EXERCISE DESCRIPTION: Keep only those lines of the records that include the string "Puchek".

RECORDS FOR THIS EXERCISE:
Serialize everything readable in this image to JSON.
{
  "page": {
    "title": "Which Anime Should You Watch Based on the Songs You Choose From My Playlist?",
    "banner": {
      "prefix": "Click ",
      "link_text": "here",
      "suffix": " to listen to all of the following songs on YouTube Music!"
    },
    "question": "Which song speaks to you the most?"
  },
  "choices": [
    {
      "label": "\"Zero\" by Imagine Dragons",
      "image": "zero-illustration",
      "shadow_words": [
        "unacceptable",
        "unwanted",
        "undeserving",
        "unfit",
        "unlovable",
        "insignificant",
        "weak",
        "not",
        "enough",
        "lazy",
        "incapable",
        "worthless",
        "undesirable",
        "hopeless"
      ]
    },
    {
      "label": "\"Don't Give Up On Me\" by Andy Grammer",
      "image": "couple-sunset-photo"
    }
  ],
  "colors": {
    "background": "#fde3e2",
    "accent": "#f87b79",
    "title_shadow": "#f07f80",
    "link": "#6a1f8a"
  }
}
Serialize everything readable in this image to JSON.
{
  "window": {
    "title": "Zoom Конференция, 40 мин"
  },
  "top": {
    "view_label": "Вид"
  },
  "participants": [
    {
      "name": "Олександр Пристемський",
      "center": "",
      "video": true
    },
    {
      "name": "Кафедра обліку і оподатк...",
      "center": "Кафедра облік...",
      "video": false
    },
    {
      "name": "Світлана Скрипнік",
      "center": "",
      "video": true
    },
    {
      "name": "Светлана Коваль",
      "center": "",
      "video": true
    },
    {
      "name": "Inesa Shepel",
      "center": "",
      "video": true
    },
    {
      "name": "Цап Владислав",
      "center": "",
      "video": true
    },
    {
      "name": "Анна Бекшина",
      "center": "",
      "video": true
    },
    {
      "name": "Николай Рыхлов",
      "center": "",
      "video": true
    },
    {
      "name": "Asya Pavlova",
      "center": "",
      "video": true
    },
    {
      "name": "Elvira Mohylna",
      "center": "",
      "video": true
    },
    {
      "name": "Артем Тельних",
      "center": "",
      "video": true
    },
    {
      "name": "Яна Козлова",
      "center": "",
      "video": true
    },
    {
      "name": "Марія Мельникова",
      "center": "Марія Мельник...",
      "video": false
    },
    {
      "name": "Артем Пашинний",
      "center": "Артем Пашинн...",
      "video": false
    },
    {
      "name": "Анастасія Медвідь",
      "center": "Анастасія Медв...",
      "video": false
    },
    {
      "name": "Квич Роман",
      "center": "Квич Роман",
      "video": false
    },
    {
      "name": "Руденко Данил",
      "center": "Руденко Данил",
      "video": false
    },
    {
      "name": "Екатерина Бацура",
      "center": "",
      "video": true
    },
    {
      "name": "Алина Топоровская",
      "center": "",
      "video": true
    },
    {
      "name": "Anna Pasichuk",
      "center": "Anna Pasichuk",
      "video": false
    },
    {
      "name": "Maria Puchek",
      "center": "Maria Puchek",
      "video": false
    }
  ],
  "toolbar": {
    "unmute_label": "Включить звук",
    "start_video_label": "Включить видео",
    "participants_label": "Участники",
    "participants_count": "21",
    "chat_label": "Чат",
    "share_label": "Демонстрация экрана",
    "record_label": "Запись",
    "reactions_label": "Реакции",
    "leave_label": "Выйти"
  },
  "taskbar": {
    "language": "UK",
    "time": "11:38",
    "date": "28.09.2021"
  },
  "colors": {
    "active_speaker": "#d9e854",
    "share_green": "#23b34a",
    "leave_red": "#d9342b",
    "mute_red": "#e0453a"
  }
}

OUTPUT OF THE EXERCISE:
      "name": "Maria Puchek",
      "center": "Maria Puchek",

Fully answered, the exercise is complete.